▶ PROBLEM SET
(a) Answer these three questions from the piece on websites and social apps, one answer per line:
(i) Where does a website's natural traffic usually come from?
(ii) What do short-video platforms such as Douyin rely on much more?
(iii) What did WeChat Mini Programs grow out of?
(b) Pick up the piece on websites and social apps after its last sentence and continue it in the same voice.

People no longer rely only on newspapers, radio, or television to get information. The internet has turned everyone into a potential publisher, whether the goal is to share ideas, distribute information, or promote something.

That leads to a common question: if platforms like WeChat, Weibo, Douyin, and Kuaishou are already so dominant, does it still make sense to build a website?

How websites, social apps, and short-video platforms get organic traffic

WeChat and Douyin are both media channels. A website is also a media channel, just with a different way of distributing content and reaching audiences. No matter the format, it only matters if people actually see it. The real issue is where natural traffic comes from, excluding paid promotion.

Social platforms such as WeChat mainly spread through social connections. When people find something interesting, they can forward it to friends or post it to their social circles. Users can also subscribe to accounts they like and keep receiving content from them.

Short-video platforms such as Douyin rely much more on recommendation algorithms. The system pushes content to users it believes may be interested. That means there is always some unpredictability: one post might suddenly match the algorithm and explode overnight, while another may remain unnoticed with very few views.

Websites are older than these app-based platforms and have long been one of the internet’s core media forms. A website is made up of individual pages, and each page should have its own unique URL. Its natural traffic usually comes from search engines, external links, and internal links between pages.

Why apps became so popular

Apps are a product of the mobile internet era. But as web technology has advanced, most functions that an app can provide can also be built on the web, including on mobile web pages. So why have apps become so dominant in recent years?

From a traffic perspective, social apps and short-video apps have one clear advantage: once a user follows an account, that account gains a relatively stable audience. The connection between publisher and follower tends to be much stronger. Most websites do not have that same level of user stickiness, though there are exceptions such as niche communities and forums.

There is also the question of access. Websites are entered through browsers, and the browser market has long been dominated by giants such as Google and Microsoft. More importantly, browsers are open to any webpage.

Large internet companies that want to create a moat around their own ecosystem prefer closed applications, and apps serve that purpose well. WeChat Mini Programs are a good example. They grew out of web-based technologies and are not inherently more advanced than existing web development methods. Their importance lies more in fitting inside the WeChat app and building a closed wall that keeps users within that environment. In that sense, it is closer to a business model than a technological revolution.

▶ INFORMATION SHOWN
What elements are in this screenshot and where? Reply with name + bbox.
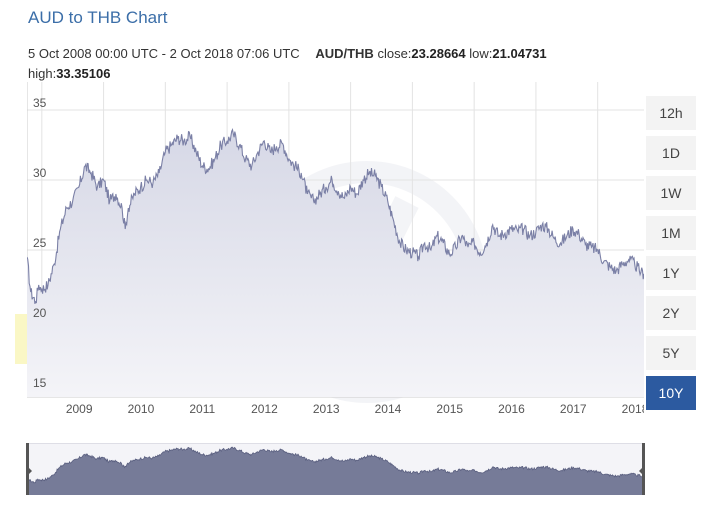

▶ ANSWERS TO THE TASKS
(a)
(i) Search engines, external links, and internal links between pages.
(ii) Recommendation algorithms.
(iii) Web-based technologies.

(b)
The success of public accounts and Mini Programs came largely from WeChat’s massive user base, its broad reach, and the amount of time users spend inside it. Competitors have found that difficult to replicate. Alipay still has not reproduced the same model, and Baidu Mini Programs have long been following a similar path without surpassing it.

Apps also have obvious drawbacks. Going from zero to one is extremely hard. For a small company trying to launch a public-facing app, the chance of success is close to zero. A website can gain traffic through a simple hyperlink; an app first has to be installed. If users do not know the app, how do you persuade them to install it? Apart from spending heavily on promotion, there does not seem to be a more effective path.

Development and maintenance are also much more demanding for apps than for websites. The technical threshold is higher, and the ongoing costs are higher too. For many startups and small businesses, promotion costs and maintenance expenses can drain resources long before the app has any chance to succeed.

For that reason, building an independent app is not a practical option for most individuals or small businesses. Yet many still want the convenient interaction and relatively closed traffic loop that apps can offer. The realistic solution is to use platforms that already have huge user bases: open an account there, operate within the platform’s rules, and attract followers in that environment.

A website and platform accounts are not mutually exclusive

This is really the key point.

Whether you build a website or open accounts on content platforms, the goal is the same: traffic. Every additional channel is another possible source of visitors. Just as someone with a Douyin account might also open a Kuaishou account, a website can exist alongside platform-based media accounts.

Opening an account on a major platform is easy, but the rules are set by the platform. It can make a creator popular overnight, and it can also make that creator disappear just as quickly. Gaining substantial organic traffic through a website is usually slower and more difficult, but the website is your own space, and you control it.

Building a website is also much easier than many people assume. You do not necessarily need specialists, and you do not need to know how to code. A mature CMS is often enough, such as WordPress.

Platforms can complement one another, and websites and platforms can also drive traffic to each other. One does not have to replace the other.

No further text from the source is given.